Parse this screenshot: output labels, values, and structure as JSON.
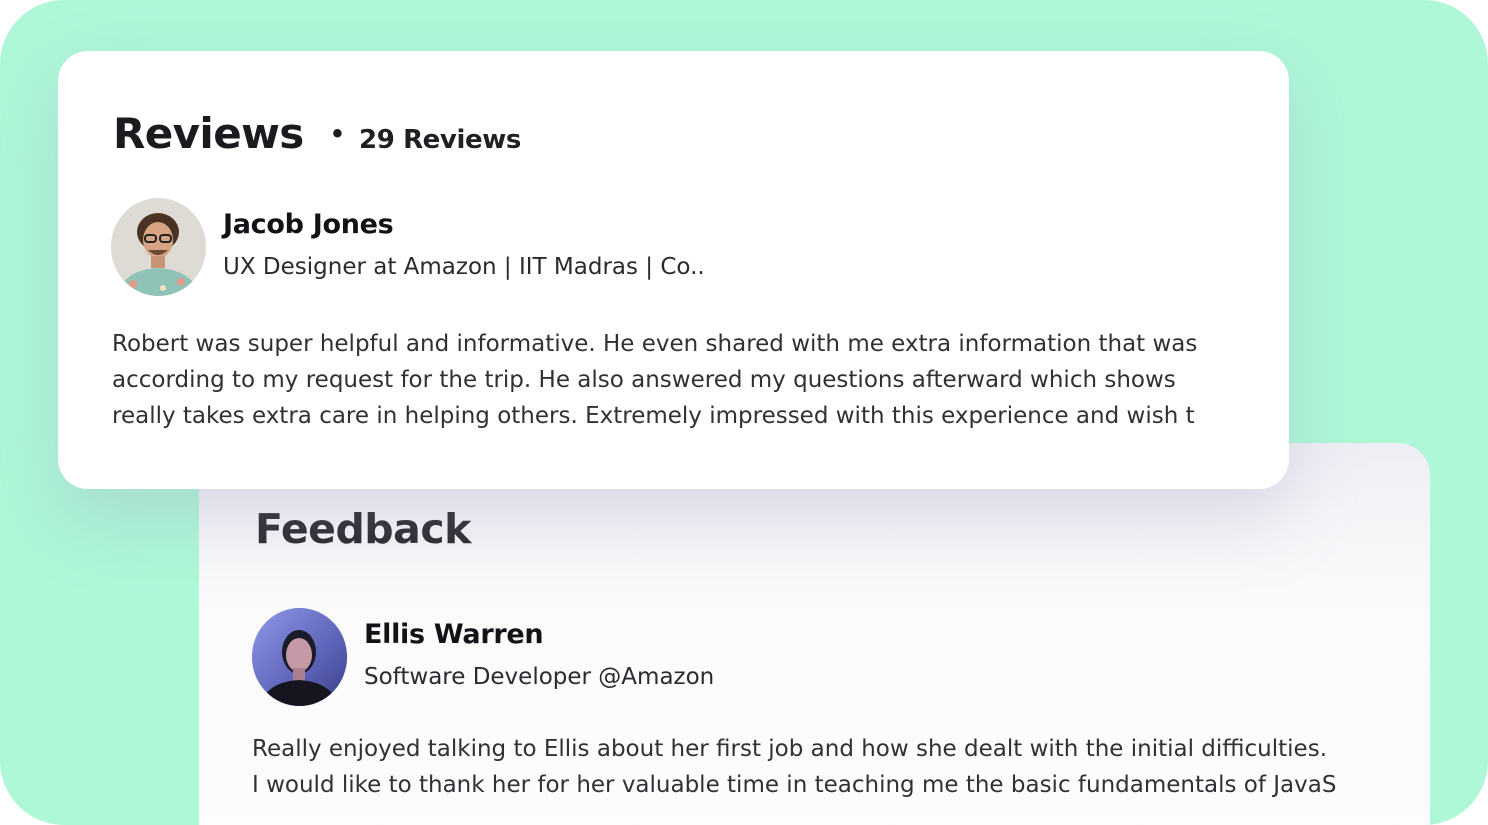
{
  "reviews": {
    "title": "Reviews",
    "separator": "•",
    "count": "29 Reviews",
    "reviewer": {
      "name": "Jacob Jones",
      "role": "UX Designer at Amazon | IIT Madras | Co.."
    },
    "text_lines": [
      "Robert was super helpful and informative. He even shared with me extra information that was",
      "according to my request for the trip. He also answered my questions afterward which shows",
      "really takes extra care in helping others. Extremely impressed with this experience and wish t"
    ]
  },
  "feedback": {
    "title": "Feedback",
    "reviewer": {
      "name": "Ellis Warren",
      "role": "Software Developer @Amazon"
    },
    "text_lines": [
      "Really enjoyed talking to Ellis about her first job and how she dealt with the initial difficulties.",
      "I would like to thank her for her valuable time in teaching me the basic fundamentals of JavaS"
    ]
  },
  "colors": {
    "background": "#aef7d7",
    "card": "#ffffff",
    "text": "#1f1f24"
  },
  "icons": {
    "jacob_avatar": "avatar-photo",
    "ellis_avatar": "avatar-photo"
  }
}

****************

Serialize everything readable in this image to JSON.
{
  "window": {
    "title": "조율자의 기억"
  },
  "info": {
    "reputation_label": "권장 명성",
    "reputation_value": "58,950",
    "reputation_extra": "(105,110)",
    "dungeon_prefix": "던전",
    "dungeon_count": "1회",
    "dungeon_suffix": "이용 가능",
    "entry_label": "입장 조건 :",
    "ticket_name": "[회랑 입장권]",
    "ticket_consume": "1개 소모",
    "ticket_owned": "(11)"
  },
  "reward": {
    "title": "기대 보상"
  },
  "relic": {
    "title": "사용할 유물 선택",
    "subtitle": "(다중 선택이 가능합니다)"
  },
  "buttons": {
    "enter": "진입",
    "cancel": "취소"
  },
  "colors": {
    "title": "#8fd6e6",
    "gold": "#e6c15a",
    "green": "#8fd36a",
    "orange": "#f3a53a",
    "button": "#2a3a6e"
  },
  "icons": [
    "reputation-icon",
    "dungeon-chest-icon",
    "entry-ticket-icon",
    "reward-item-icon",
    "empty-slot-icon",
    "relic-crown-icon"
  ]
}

****************

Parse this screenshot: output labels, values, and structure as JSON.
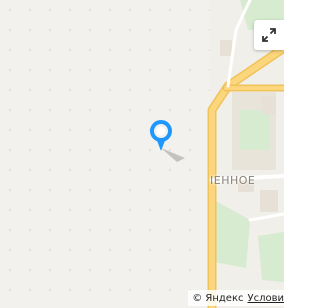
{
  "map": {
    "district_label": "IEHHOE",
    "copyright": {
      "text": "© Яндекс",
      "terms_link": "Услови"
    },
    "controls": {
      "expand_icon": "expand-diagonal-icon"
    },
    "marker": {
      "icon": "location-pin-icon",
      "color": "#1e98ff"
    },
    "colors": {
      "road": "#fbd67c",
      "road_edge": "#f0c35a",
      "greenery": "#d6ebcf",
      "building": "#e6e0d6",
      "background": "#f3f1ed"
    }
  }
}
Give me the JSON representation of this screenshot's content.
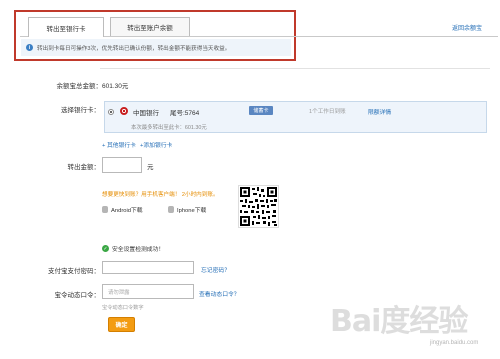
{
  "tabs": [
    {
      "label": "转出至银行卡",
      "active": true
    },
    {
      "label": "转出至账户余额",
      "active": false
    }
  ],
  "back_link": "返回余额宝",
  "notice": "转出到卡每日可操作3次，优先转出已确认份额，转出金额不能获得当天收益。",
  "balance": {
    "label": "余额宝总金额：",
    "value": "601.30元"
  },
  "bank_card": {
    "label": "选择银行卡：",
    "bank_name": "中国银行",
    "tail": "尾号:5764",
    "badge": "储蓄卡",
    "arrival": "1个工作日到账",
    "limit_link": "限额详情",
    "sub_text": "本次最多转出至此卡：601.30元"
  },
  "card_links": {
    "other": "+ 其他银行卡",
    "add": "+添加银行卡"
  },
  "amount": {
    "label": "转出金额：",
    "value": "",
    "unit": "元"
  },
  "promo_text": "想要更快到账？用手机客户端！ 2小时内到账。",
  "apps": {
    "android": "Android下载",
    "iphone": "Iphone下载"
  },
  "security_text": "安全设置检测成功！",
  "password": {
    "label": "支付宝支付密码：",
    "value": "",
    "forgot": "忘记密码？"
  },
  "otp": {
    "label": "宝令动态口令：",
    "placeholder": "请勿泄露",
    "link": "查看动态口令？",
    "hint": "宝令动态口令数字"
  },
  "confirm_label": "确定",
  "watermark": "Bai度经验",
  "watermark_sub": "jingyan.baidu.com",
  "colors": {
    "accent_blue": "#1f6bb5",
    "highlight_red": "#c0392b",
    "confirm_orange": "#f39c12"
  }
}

****************

Written instruction:
Pick out, from the lines above, every one that contains the string "Amazon".

Exercise result:
      "role": "UX Designer at Amazon | IIT Madras | Co.."
      "role": "Software Developer @Amazon"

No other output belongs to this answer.